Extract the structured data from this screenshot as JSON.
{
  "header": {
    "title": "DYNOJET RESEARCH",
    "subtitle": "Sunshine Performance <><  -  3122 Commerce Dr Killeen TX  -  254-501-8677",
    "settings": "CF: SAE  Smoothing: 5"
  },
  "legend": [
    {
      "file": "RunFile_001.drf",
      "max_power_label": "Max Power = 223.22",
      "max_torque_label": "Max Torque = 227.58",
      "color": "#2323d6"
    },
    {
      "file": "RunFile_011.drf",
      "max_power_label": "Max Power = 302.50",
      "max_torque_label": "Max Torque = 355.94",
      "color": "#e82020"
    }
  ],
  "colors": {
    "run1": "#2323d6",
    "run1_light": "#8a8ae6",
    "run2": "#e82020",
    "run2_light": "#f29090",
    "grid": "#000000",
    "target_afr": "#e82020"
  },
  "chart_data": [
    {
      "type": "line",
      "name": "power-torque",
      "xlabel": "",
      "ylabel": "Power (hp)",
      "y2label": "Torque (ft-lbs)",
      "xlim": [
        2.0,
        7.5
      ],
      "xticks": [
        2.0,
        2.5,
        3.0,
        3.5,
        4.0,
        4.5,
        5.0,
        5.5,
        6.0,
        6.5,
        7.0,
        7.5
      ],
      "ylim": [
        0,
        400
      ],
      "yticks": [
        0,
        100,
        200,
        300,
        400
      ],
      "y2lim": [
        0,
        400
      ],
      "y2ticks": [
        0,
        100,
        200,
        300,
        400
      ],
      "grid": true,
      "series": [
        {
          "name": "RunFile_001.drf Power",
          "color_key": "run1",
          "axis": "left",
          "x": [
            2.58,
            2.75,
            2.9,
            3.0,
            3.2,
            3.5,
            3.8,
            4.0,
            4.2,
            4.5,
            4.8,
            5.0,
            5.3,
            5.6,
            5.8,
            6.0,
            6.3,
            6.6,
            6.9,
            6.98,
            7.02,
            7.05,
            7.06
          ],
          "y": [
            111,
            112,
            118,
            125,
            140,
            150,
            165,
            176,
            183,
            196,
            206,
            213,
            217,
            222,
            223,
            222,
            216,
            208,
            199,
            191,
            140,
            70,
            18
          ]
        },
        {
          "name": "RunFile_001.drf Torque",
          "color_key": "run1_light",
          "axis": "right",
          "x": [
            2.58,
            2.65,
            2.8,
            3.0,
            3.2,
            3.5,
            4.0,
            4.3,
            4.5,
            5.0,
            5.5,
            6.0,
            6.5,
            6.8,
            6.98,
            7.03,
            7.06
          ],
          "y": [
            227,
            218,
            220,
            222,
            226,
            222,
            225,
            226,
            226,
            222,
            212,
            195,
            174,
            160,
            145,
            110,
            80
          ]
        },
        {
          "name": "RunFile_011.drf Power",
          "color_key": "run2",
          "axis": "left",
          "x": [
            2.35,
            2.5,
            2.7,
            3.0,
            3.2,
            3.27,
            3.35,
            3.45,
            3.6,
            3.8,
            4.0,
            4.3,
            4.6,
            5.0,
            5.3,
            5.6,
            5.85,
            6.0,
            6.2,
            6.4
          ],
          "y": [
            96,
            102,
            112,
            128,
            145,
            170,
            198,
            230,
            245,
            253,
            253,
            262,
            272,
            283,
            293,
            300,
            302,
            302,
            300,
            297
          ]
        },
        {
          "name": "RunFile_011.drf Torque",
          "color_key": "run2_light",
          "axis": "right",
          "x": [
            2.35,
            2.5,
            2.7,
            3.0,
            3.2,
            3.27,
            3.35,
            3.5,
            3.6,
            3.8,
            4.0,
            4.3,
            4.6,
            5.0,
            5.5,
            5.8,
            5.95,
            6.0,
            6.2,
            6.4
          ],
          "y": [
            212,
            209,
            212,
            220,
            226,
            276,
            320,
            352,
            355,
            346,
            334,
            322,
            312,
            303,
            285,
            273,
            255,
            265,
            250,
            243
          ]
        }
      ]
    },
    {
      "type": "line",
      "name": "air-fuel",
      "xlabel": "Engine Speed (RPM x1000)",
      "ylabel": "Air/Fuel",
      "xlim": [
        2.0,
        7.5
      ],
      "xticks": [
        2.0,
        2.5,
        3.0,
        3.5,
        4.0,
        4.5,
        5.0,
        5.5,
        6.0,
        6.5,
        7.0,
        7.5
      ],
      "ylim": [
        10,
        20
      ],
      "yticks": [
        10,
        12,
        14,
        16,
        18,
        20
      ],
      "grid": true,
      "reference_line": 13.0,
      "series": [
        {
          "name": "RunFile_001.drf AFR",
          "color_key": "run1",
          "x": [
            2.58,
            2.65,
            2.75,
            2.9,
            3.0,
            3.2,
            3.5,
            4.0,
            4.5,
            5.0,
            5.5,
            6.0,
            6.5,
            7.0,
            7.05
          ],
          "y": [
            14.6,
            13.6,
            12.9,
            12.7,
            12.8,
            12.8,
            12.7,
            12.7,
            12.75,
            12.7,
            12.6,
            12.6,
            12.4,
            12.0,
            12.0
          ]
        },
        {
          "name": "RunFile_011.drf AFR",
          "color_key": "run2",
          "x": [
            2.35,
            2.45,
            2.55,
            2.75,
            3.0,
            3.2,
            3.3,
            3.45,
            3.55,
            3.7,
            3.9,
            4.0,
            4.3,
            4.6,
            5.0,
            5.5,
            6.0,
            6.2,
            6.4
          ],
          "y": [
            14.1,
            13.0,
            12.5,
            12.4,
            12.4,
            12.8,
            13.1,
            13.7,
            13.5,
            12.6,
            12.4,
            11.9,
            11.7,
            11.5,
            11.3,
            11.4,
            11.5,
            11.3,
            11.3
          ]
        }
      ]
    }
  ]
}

☆ ☆ ☆

Transcribe the entire listing above precisely.

** Complete output **
Extract the structured data from this screenshot as JSON.
{
  "header": {
    "title": "DYNOJET RESEARCH",
    "subtitle": "Sunshine Performance <><  -  3122 Commerce Dr Killeen TX  -  254-501-8677",
    "settings": "CF: SAE  Smoothing: 5"
  },
  "legend": [
    {
      "file": "RunFile_001.drf",
      "max_power_label": "Max Power = 223.22",
      "max_torque_label": "Max Torque = 227.58",
      "color": "#2323d6"
    },
    {
      "file": "RunFile_011.drf",
      "max_power_label": "Max Power = 302.50",
      "max_torque_label": "Max Torque = 355.94",
      "color": "#e82020"
    }
  ],
  "colors": {
    "run1": "#2323d6",
    "run1_light": "#8a8ae6",
    "run2": "#e82020",
    "run2_light": "#f29090",
    "grid": "#000000",
    "target_afr": "#e82020"
  },
  "chart_data": [
    {
      "type": "line",
      "name": "power-torque",
      "xlabel": "",
      "ylabel": "Power (hp)",
      "y2label": "Torque (ft-lbs)",
      "xlim": [
        2.0,
        7.5
      ],
      "xticks": [
        2.0,
        2.5,
        3.0,
        3.5,
        4.0,
        4.5,
        5.0,
        5.5,
        6.0,
        6.5,
        7.0,
        7.5
      ],
      "ylim": [
        0,
        400
      ],
      "yticks": [
        0,
        100,
        200,
        300,
        400
      ],
      "y2lim": [
        0,
        400
      ],
      "y2ticks": [
        0,
        100,
        200,
        300,
        400
      ],
      "grid": true,
      "series": [
        {
          "name": "RunFile_001.drf Power",
          "color_key": "run1",
          "axis": "left",
          "x": [
            2.58,
            2.75,
            2.9,
            3.0,
            3.2,
            3.5,
            3.8,
            4.0,
            4.2,
            4.5,
            4.8,
            5.0,
            5.3,
            5.6,
            5.8,
            6.0,
            6.3,
            6.6,
            6.9,
            6.98,
            7.02,
            7.05,
            7.06
          ],
          "y": [
            111,
            112,
            118,
            125,
            140,
            150,
            165,
            176,
            183,
            196,
            206,
            213,
            217,
            222,
            223,
            222,
            216,
            208,
            199,
            191,
            140,
            70,
            18
          ]
        },
        {
          "name": "RunFile_001.drf Torque",
          "color_key": "run1_light",
          "axis": "right",
          "x": [
            2.58,
            2.65,
            2.8,
            3.0,
            3.2,
            3.5,
            4.0,
            4.3,
            4.5,
            5.0,
            5.5,
            6.0,
            6.5,
            6.8,
            6.98,
            7.03,
            7.06
          ],
          "y": [
            227,
            218,
            220,
            222,
            226,
            222,
            225,
            226,
            226,
            222,
            212,
            195,
            174,
            160,
            145,
            110,
            80
          ]
        },
        {
          "name": "RunFile_011.drf Power",
          "color_key": "run2",
          "axis": "left",
          "x": [
            2.35,
            2.5,
            2.7,
            3.0,
            3.2,
            3.27,
            3.35,
            3.45,
            3.6,
            3.8,
            4.0,
            4.3,
            4.6,
            5.0,
            5.3,
            5.6,
            5.85,
            6.0,
            6.2,
            6.4
          ],
          "y": [
            96,
            102,
            112,
            128,
            145,
            170,
            198,
            230,
            245,
            253,
            253,
            262,
            272,
            283,
            293,
            300,
            302,
            302,
            300,
            297
          ]
        },
        {
          "name": "RunFile_011.drf Torque",
          "color_key": "run2_light",
          "axis": "right",
          "x": [
            2.35,
            2.5,
            2.7,
            3.0,
            3.2,
            3.27,
            3.35,
            3.5,
            3.6,
            3.8,
            4.0,
            4.3,
            4.6,
            5.0,
            5.5,
            5.8,
            5.95,
            6.0,
            6.2,
            6.4
          ],
          "y": [
            212,
            209,
            212,
            220,
            226,
            276,
            320,
            352,
            355,
            346,
            334,
            322,
            312,
            303,
            285,
            273,
            255,
            265,
            250,
            243
          ]
        }
      ]
    },
    {
      "type": "line",
      "name": "air-fuel",
      "xlabel": "Engine Speed (RPM x1000)",
      "ylabel": "Air/Fuel",
      "xlim": [
        2.0,
        7.5
      ],
      "xticks": [
        2.0,
        2.5,
        3.0,
        3.5,
        4.0,
        4.5,
        5.0,
        5.5,
        6.0,
        6.5,
        7.0,
        7.5
      ],
      "ylim": [
        10,
        20
      ],
      "yticks": [
        10,
        12,
        14,
        16,
        18,
        20
      ],
      "grid": true,
      "reference_line": 13.0,
      "series": [
        {
          "name": "RunFile_001.drf AFR",
          "color_key": "run1",
          "x": [
            2.58,
            2.65,
            2.75,
            2.9,
            3.0,
            3.2,
            3.5,
            4.0,
            4.5,
            5.0,
            5.5,
            6.0,
            6.5,
            7.0,
            7.05
          ],
          "y": [
            14.6,
            13.6,
            12.9,
            12.7,
            12.8,
            12.8,
            12.7,
            12.7,
            12.75,
            12.7,
            12.6,
            12.6,
            12.4,
            12.0,
            12.0
          ]
        },
        {
          "name": "RunFile_011.drf AFR",
          "color_key": "run2",
          "x": [
            2.35,
            2.45,
            2.55,
            2.75,
            3.0,
            3.2,
            3.3,
            3.45,
            3.55,
            3.7,
            3.9,
            4.0,
            4.3,
            4.6,
            5.0,
            5.5,
            6.0,
            6.2,
            6.4
          ],
          "y": [
            14.1,
            13.0,
            12.5,
            12.4,
            12.4,
            12.8,
            13.1,
            13.7,
            13.5,
            12.6,
            12.4,
            11.9,
            11.7,
            11.5,
            11.3,
            11.4,
            11.5,
            11.3,
            11.3
          ]
        }
      ]
    }
  ]
}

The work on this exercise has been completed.